◆ Required work: Each line that holds the word "trình" counts once; give the total number of such lines and nothing else.

◆ Data:
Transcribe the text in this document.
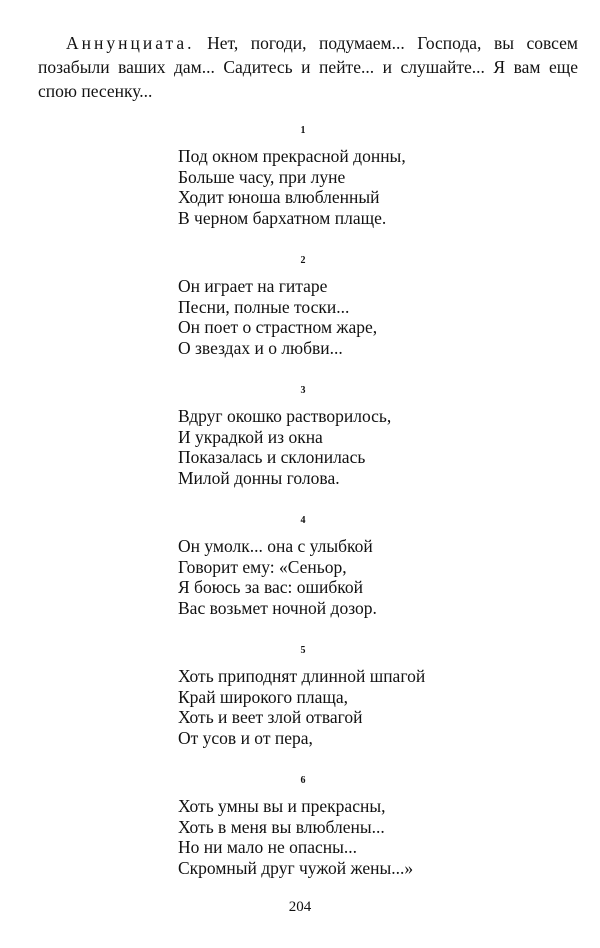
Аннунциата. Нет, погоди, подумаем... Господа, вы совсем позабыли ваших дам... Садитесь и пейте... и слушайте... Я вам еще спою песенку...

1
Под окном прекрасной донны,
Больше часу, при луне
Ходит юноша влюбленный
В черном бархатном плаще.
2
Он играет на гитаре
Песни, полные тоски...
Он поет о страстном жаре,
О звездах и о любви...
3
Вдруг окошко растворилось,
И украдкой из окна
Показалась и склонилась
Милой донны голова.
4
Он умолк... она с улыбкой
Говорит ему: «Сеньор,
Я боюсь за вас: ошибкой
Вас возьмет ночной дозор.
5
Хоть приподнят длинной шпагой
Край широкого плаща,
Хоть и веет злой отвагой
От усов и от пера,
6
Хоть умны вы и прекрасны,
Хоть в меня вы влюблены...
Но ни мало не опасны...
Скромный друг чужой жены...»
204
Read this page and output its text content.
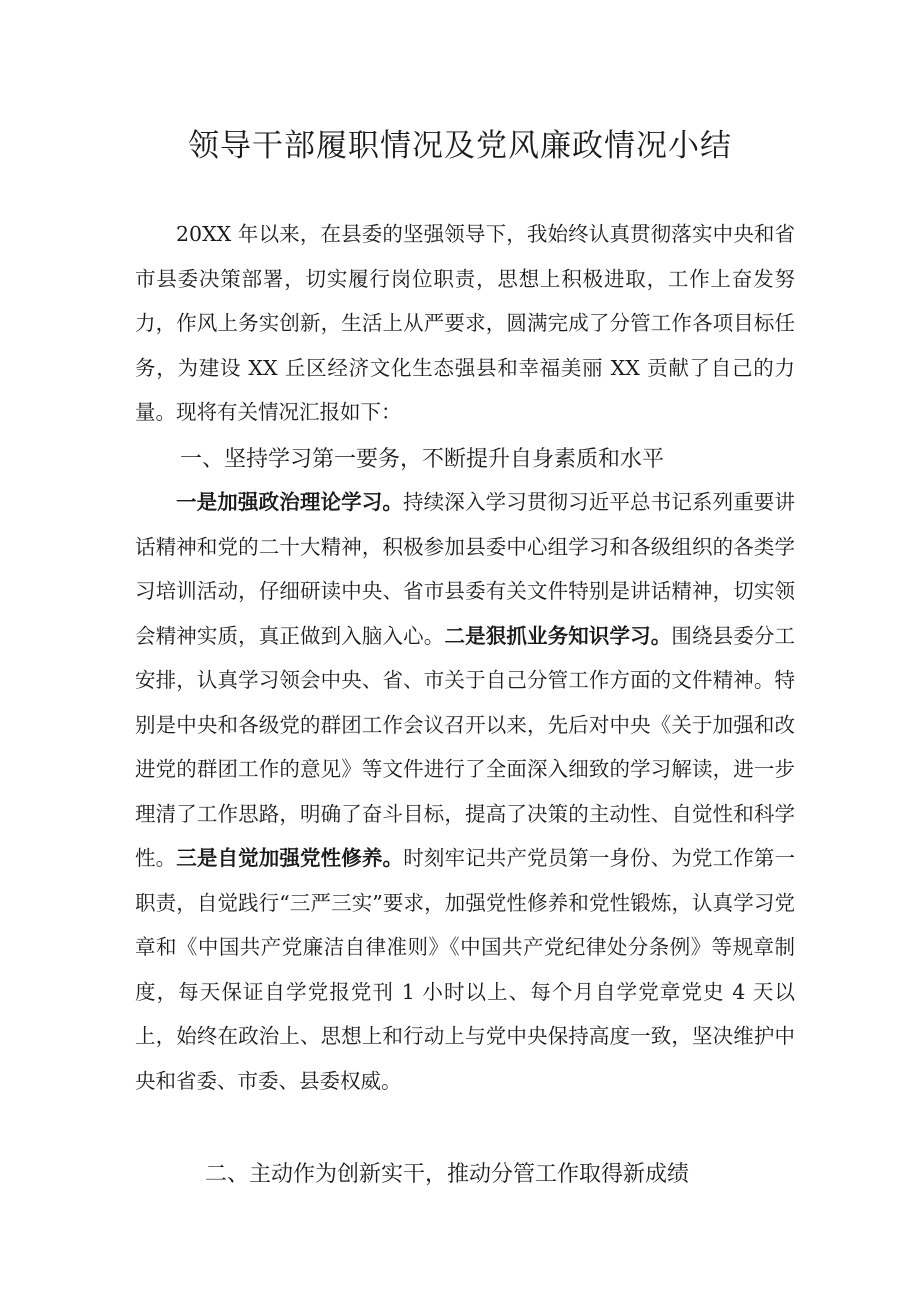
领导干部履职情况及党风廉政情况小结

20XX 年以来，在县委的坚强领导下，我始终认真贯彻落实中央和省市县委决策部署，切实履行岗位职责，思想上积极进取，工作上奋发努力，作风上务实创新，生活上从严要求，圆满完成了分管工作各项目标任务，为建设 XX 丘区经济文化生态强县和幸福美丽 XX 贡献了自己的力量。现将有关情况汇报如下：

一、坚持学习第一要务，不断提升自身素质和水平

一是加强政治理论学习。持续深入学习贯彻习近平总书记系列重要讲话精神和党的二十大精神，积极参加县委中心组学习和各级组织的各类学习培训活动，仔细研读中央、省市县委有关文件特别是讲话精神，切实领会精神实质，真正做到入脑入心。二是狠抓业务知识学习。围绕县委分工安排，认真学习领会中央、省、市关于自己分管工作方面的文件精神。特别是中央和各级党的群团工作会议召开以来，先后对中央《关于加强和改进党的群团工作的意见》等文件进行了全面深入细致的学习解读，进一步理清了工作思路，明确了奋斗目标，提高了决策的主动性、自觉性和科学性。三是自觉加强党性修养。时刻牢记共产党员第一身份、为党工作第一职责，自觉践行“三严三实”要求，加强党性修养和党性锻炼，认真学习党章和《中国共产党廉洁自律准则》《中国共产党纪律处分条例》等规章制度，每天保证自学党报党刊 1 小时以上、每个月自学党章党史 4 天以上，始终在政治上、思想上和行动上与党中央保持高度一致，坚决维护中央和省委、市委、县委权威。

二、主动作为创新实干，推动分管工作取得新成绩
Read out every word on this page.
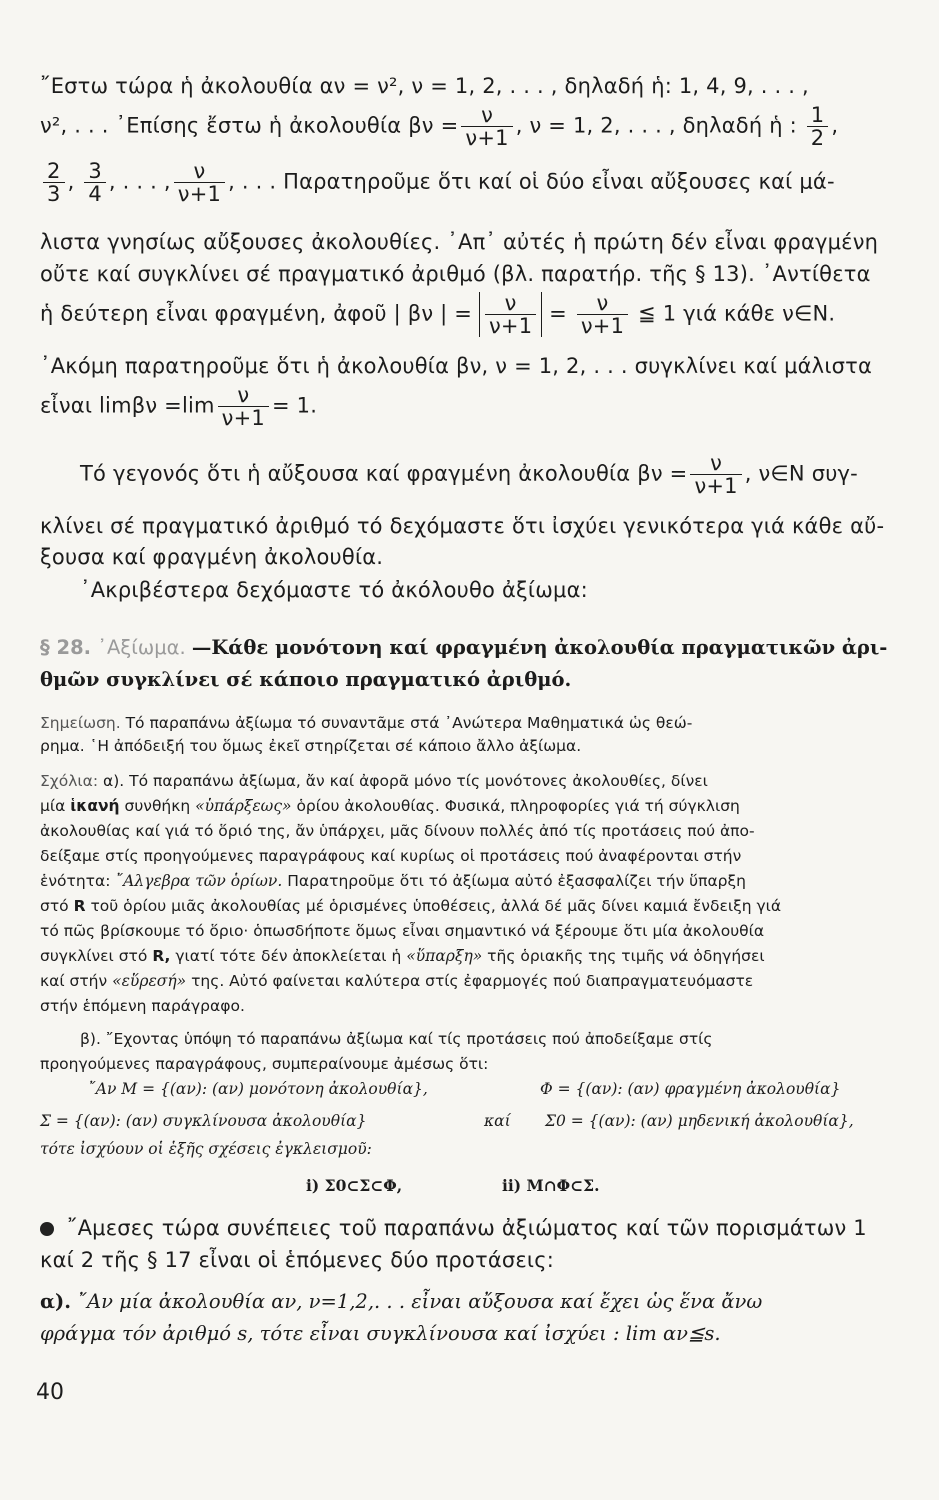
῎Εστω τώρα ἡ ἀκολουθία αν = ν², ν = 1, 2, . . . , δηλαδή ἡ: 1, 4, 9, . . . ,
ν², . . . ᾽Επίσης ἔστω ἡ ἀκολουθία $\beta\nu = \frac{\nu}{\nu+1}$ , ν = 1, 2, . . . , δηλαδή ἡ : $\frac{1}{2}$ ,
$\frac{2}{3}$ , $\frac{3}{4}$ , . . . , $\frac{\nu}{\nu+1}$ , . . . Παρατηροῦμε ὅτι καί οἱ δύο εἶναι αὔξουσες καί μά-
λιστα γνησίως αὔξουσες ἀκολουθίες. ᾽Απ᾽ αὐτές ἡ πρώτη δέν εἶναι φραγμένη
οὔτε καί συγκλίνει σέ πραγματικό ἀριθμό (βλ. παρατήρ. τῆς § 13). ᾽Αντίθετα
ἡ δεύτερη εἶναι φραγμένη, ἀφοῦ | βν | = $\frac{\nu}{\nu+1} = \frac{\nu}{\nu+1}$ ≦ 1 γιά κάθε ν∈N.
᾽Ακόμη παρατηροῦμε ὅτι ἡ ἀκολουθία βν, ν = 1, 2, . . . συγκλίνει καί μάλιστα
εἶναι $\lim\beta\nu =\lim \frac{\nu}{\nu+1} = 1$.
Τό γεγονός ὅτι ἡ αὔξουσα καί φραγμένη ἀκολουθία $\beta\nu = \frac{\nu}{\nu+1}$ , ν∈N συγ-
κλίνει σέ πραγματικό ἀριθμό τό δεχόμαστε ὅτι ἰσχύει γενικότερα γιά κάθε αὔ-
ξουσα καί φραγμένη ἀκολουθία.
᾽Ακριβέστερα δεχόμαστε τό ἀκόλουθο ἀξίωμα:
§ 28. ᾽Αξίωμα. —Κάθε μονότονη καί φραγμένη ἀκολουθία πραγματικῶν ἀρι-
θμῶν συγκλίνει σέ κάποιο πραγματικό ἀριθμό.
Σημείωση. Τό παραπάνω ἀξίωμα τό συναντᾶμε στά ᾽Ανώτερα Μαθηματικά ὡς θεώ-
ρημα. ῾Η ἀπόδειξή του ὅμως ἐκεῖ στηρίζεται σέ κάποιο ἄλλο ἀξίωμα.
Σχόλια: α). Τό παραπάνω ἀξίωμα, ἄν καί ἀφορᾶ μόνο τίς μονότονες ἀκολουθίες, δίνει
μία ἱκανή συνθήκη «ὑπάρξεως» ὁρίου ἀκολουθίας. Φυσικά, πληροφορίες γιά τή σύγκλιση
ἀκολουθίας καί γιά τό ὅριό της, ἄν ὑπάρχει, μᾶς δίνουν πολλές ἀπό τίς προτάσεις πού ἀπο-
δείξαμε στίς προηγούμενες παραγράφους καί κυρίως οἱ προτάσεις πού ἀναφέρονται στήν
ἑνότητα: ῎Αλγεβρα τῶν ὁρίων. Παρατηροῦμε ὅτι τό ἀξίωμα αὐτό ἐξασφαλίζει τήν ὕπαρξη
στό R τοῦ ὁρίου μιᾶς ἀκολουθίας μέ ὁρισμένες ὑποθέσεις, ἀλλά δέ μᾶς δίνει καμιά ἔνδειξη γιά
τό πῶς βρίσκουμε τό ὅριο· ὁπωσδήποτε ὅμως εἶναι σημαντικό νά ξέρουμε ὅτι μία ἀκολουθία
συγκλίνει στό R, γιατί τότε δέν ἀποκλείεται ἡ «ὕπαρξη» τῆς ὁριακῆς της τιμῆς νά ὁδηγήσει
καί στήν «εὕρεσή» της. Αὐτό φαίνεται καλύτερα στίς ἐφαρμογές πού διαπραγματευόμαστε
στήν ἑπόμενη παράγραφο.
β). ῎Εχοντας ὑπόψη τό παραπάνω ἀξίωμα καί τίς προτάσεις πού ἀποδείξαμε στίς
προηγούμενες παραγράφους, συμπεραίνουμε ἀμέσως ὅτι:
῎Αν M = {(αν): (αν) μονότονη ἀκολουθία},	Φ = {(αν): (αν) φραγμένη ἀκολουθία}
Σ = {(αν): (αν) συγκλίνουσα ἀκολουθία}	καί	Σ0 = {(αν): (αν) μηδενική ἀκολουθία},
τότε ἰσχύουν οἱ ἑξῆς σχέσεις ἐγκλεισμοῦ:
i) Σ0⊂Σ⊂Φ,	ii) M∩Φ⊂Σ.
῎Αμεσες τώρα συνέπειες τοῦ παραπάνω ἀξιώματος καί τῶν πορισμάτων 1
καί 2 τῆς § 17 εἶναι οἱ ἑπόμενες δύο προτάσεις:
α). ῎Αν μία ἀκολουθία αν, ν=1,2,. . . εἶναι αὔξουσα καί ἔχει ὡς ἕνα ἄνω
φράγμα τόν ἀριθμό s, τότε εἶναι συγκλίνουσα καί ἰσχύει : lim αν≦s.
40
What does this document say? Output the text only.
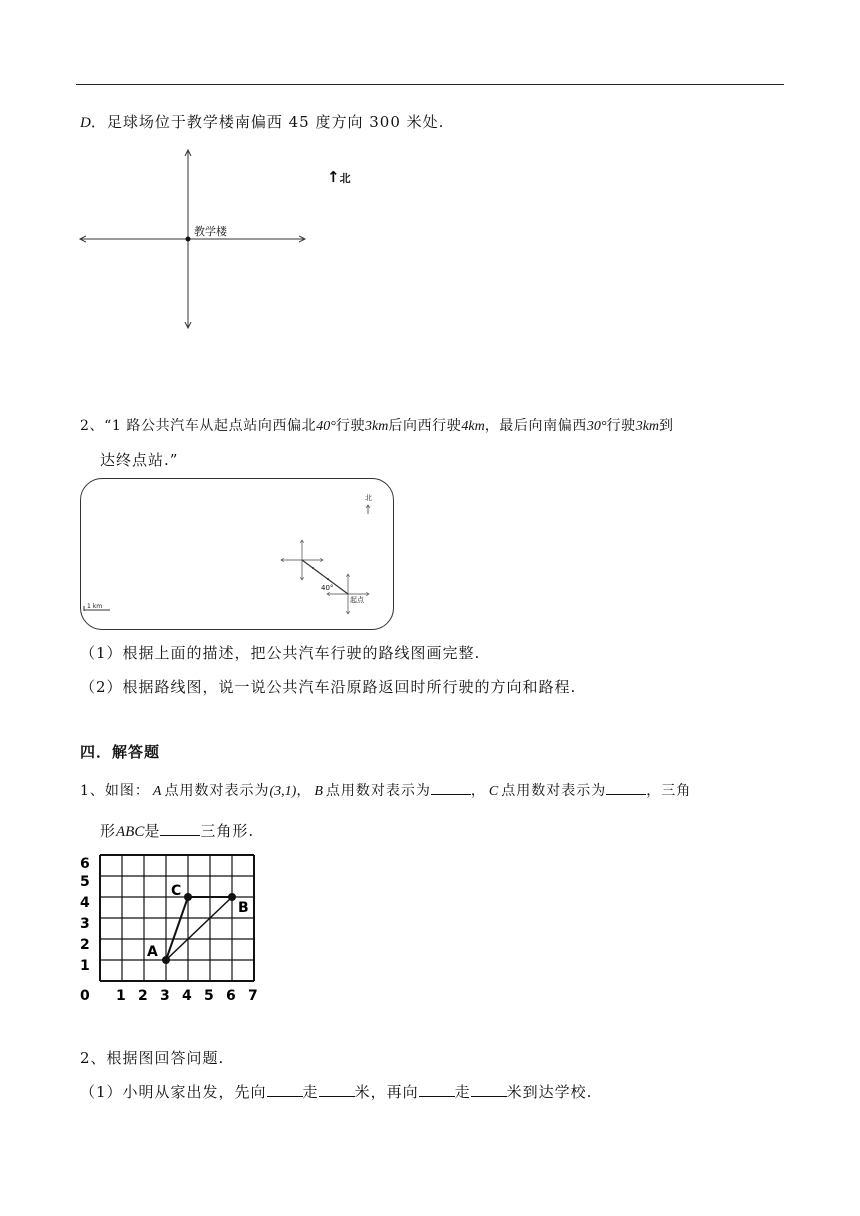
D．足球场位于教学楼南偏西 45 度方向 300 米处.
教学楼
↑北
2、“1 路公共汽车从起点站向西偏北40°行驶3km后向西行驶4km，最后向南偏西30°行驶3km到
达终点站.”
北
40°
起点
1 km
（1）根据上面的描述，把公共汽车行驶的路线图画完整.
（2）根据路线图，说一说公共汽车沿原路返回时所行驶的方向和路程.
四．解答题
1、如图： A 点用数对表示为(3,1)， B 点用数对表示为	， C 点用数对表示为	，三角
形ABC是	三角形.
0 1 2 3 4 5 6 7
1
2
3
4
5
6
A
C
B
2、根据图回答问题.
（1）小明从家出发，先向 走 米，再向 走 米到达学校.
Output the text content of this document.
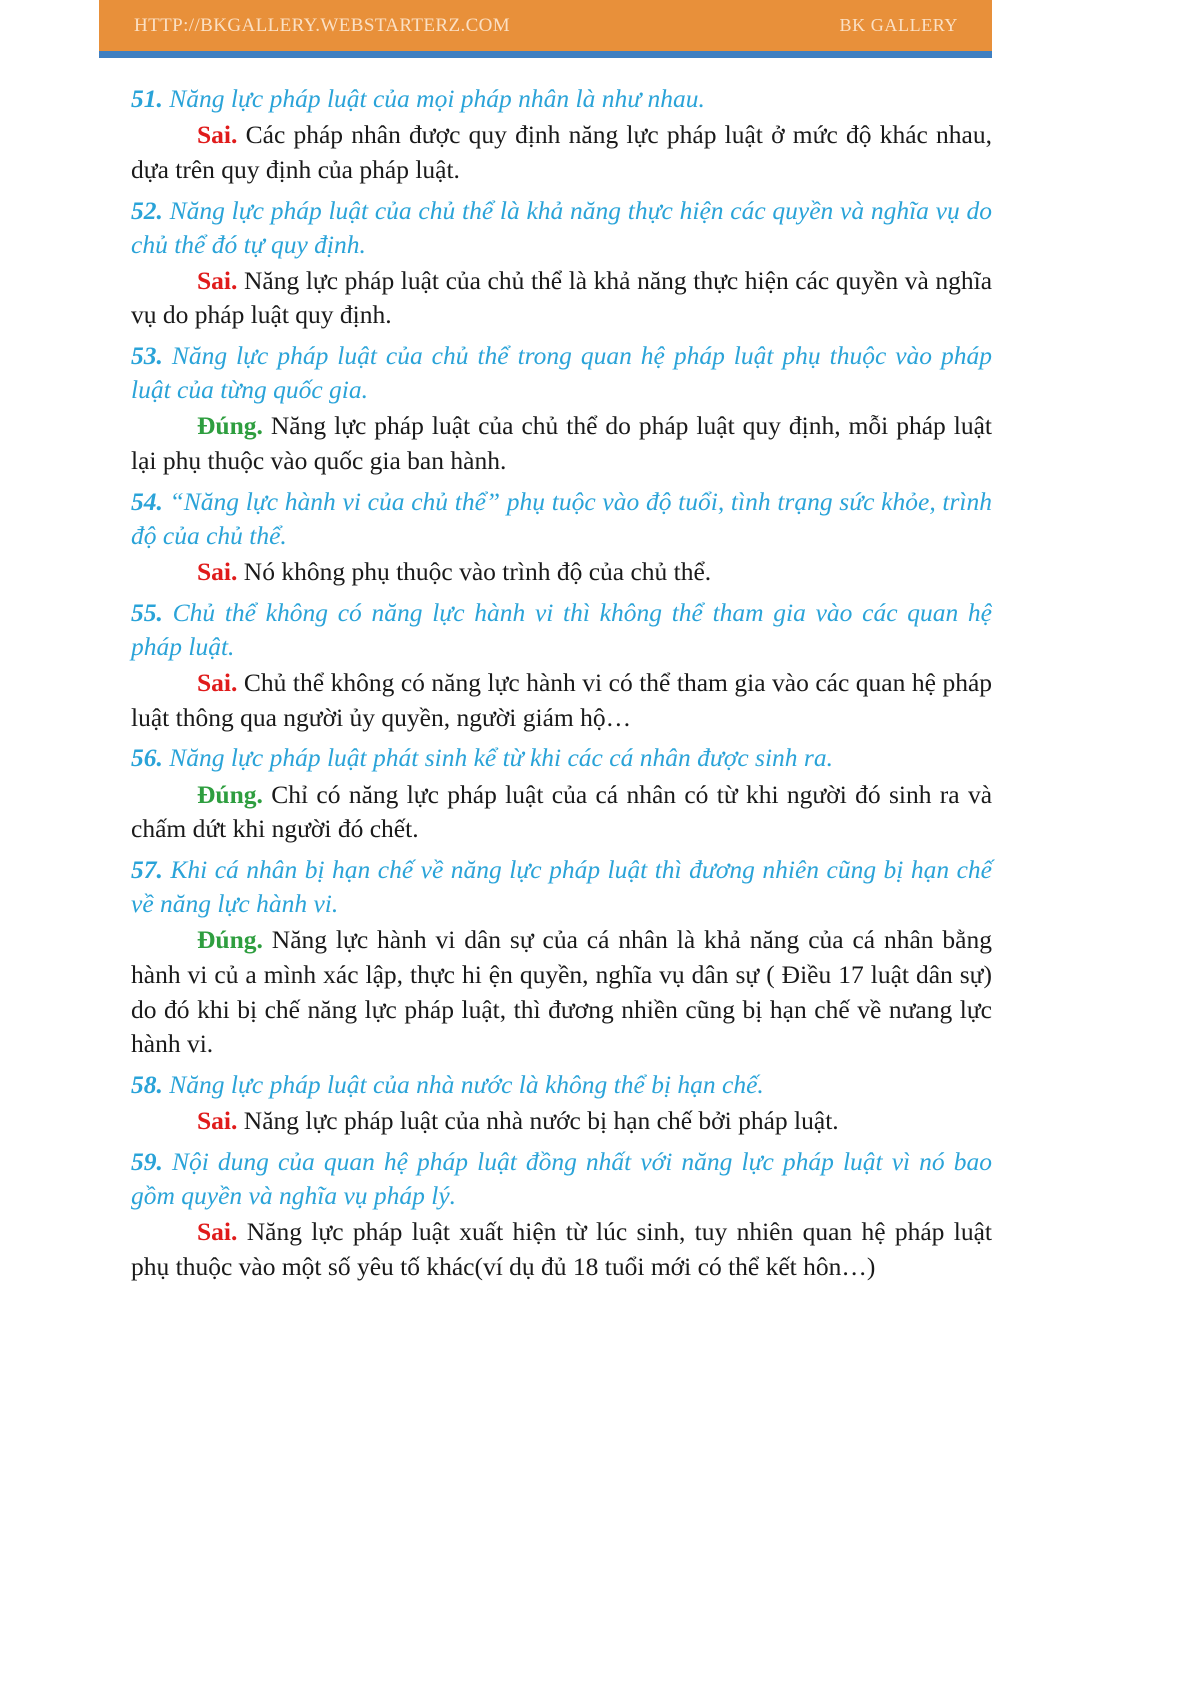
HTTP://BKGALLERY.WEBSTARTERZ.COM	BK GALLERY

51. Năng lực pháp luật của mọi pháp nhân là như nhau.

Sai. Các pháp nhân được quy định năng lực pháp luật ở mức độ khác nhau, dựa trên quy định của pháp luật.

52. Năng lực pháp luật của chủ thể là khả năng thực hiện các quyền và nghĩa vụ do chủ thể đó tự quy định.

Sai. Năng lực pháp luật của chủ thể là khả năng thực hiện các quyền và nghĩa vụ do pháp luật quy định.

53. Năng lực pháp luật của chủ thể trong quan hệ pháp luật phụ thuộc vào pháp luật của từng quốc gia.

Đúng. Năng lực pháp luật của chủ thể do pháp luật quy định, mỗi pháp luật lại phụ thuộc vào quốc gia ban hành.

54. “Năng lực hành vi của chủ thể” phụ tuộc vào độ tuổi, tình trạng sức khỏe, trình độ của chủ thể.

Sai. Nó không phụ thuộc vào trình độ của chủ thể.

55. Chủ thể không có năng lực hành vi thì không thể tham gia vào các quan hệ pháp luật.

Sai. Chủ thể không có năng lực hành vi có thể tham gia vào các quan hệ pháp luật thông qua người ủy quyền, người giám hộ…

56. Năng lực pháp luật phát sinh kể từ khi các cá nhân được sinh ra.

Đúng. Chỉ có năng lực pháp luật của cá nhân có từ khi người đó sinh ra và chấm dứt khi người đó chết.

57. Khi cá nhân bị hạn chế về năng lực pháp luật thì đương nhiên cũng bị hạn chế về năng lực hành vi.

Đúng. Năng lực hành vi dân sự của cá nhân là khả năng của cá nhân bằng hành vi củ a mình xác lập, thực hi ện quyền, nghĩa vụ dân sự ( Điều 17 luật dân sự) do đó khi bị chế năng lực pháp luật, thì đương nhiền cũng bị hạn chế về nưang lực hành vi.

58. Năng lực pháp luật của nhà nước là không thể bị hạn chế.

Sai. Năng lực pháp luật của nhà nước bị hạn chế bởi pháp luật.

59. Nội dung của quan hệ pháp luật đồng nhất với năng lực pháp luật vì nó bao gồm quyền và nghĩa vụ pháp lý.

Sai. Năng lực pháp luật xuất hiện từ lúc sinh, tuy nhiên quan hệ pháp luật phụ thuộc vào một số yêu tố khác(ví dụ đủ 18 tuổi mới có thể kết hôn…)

◆ Answer for the task: 2